§ **SHORT TASK**: Please repeat all of the lines that follow, exactly as written.

Records about charts and figures

--- begin ---

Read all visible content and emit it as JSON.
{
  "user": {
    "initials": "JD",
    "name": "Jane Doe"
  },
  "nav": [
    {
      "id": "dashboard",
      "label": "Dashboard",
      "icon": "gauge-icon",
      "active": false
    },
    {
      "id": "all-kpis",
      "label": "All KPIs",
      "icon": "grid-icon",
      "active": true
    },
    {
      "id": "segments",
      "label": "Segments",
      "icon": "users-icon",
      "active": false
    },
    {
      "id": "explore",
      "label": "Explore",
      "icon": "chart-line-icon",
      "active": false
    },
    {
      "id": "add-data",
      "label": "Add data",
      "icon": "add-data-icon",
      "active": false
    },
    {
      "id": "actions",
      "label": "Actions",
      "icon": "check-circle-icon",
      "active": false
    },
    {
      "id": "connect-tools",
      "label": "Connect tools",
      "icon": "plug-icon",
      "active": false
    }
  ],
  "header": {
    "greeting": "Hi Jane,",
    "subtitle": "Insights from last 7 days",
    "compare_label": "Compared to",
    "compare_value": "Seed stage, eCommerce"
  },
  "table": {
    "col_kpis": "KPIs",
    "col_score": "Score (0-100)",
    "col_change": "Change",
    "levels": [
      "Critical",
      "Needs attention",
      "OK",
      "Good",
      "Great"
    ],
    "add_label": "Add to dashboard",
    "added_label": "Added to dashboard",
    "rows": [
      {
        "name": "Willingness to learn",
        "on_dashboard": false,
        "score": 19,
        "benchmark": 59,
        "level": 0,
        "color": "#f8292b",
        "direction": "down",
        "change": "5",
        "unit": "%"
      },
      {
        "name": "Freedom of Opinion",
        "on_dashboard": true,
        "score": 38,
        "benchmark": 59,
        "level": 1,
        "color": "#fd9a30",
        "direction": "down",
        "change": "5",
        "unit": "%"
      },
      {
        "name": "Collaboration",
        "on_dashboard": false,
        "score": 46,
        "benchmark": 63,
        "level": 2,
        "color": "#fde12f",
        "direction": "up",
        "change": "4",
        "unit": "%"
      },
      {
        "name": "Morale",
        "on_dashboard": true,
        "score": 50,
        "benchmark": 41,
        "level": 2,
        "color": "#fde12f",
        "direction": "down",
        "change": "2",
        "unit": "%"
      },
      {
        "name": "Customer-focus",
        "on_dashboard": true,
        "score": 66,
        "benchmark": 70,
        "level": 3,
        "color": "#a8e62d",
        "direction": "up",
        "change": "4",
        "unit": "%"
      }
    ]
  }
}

--- end ---

§ **REPLY TO THE EXERCISE**:
Read all visible content and emit it as JSON.
{
  "user": {
    "initials": "JD",
    "name": "Jane Doe"
  },
  "nav": [
    {
      "id": "dashboard",
      "label": "Dashboard",
      "icon": "gauge-icon",
      "active": false
    },
    {
      "id": "all-kpis",
      "label": "All KPIs",
      "icon": "grid-icon",
      "active": true
    },
    {
      "id": "segments",
      "label": "Segments",
      "icon": "users-icon",
      "active": false
    },
    {
      "id": "explore",
      "label": "Explore",
      "icon": "chart-line-icon",
      "active": false
    },
    {
      "id": "add-data",
      "label": "Add data",
      "icon": "add-data-icon",
      "active": false
    },
    {
      "id": "actions",
      "label": "Actions",
      "icon": "check-circle-icon",
      "active": false
    },
    {
      "id": "connect-tools",
      "label": "Connect tools",
      "icon": "plug-icon",
      "active": false
    }
  ],
  "header": {
    "greeting": "Hi Jane,",
    "subtitle": "Insights from last 7 days",
    "compare_label": "Compared to",
    "compare_value": "Seed stage, eCommerce"
  },
  "table": {
    "col_kpis": "KPIs",
    "col_score": "Score (0-100)",
    "col_change": "Change",
    "levels": [
      "Critical",
      "Needs attention",
      "OK",
      "Good",
      "Great"
    ],
    "add_label": "Add to dashboard",
    "added_label": "Added to dashboard",
    "rows": [
      {
        "name": "Willingness to learn",
        "on_dashboard": false,
        "score": 19,
        "benchmark": 59,
        "level": 0,
        "color": "#f8292b",
        "direction": "down",
        "change": "5",
        "unit": "%"
      },
      {
        "name": "Freedom of Opinion",
        "on_dashboard": true,
        "score": 38,
        "benchmark": 59,
        "level": 1,
        "color": "#fd9a30",
        "direction": "down",
        "change": "5",
        "unit": "%"
      },
      {
        "name": "Collaboration",
        "on_dashboard": false,
        "score": 46,
        "benchmark": 63,
        "level": 2,
        "color": "#fde12f",
        "direction": "up",
        "change": "4",
        "unit": "%"
      },
      {
        "name": "Morale",
        "on_dashboard": true,
        "score": 50,
        "benchmark": 41,
        "level": 2,
        "color": "#fde12f",
        "direction": "down",
        "change": "2",
        "unit": "%"
      },
      {
        "name": "Customer-focus",
        "on_dashboard": true,
        "score": 66,
        "benchmark": 70,
        "level": 3,
        "color": "#a8e62d",
        "direction": "up",
        "change": "4",
        "unit": "%"
      }
    ]
  }
}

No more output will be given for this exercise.